**What you are asked to do**
Copy the Churchill text between "Bernard Baruch was" and "Blanche Wiesen Cook.", inclusive, with "galvanize" renamed to "energize".

**Quoted text**
[START]

Whatever his motives, Churchill’s presence was a tonic to the shattered Americans. On December 23 he joined FDR in a news conference in the Oval Office. More than two hundred journalists crowded into the room, some using edges of the president’s desk to take notes. “Wearing polka dot bow tie, a short black coat, and striped trousers,” Doris Kearns Goodwin tells us, Churchill
stared imperturbably into space, his long cigar between his compressed lips as Roosevelt spoke. When the time came for the prime minister to speak, reporters in the back called out that they could not see him. Asked to stand, Churchill not only complied, but scrambled atop his chair. “There was a wild burst of applause and then cheering,” The New York Times reported, . . . “as the visitor stood there before them, . . . with confidence and determination written on the countenance so familiar to the world.” (p. 303)
Bernard Baruch was among those invited to the White House that Christmas season. He “believed that Churchill’s visit would ‘galvanize’ American public opinion,” according to Eleanor Roosevelt biographer Blanche Wiesen Cook.
With the Pacific fleet in ruins, Wake Island fallen, Singapore besieged, and the Philippines invaded, Baruch considered Churchill “the best Christmas present” to restore heart and hope to the Allied world. “The pink-cheeked warrior in the air raid suit” was the leading symbol of resistance to the Blitz: “Do your worst, we can stand it,” his presence seemed to say. “We won’t crack up.” (Cook, pp. 409–410).
Wartime blackout regulations and tight security precautions were already in place in Washington; nevertheless, Roosevelt insisted on lighting the national Christmas tree. Various reports describe the event. “Our strongest weapon in this war is that conviction of the dignity and brotherhood of man which Christmas Day signifies,” he declared. Churchill joined Franklin and Eleanor Roosevelt on the balcony of the White House before a crowd of 20,000 and in a national radio broadcast that reached millions. “Let the children have their night of fun and laughter,” Churchill said, and then:
Let the gifts of Father Christmas delight their play. Let us grown-ups share to the full in their unstinted pleasures before we turn again to the stern task and formidable years that lie before us, resolved that, by our sacrifice and daring, these same children shall not be robbed of their inheritance or denied their right to live in a free and decent world.
On December 26 Churchill addressed a Joint Session of Congress, declaring himself half-American. “By the way, I cannot help reflecting that if my father had been American and my mother British instead of the other way around, I might have got here on my own.” Much to Eleanor Roosevelt’s distress (who had a more internationalist vision), he stressed the unity and implied superiority of the English-speaking world, speaking of the “outrages they have committed upon us at Pearl Harbor, in the Pacific Islands, in the Philippines, in Malaya and the Dutch East Indies.”
The White House hosted a steady stream of diplomatic and military dignitaries during Churchill’s two-week visit. Meetings were held every day and long into the night—including Christmas day when a War Council was held from 5:30 to 6:45 pm. The war planners set themselves to the business at hand: North Africa, the Pacific and Southeast Asia, military strategy, war production, tonnage, and the Far East were among the subjects of talks. Ambassador Maxim Litvinov from the USSR, Prime Minister Mackenzie King of Canada, and the chiefs of the American Republics of South America and the Missions of the Allied Power and Refugee Governments came and went.

[END]

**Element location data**
[START]

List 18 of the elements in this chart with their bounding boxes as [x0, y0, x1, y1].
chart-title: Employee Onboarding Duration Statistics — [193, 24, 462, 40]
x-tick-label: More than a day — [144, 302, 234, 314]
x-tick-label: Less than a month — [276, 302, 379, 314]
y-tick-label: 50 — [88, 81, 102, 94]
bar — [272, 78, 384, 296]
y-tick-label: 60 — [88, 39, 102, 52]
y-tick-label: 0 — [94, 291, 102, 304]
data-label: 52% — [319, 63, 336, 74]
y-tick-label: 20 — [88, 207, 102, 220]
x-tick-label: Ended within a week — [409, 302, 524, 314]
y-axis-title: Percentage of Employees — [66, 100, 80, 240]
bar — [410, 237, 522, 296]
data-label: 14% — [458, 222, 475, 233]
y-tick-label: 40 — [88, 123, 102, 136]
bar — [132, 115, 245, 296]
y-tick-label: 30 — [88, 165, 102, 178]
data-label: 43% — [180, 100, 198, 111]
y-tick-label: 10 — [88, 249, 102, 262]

[END]

**Expected answer**
Bernard Baruch was among those invited to the White House that Christmas season. He “believed that Churchill’s visit would ‘energize’ American public opinion,” according to Eleanor Roosevelt biographer Blanche Wiesen Cook.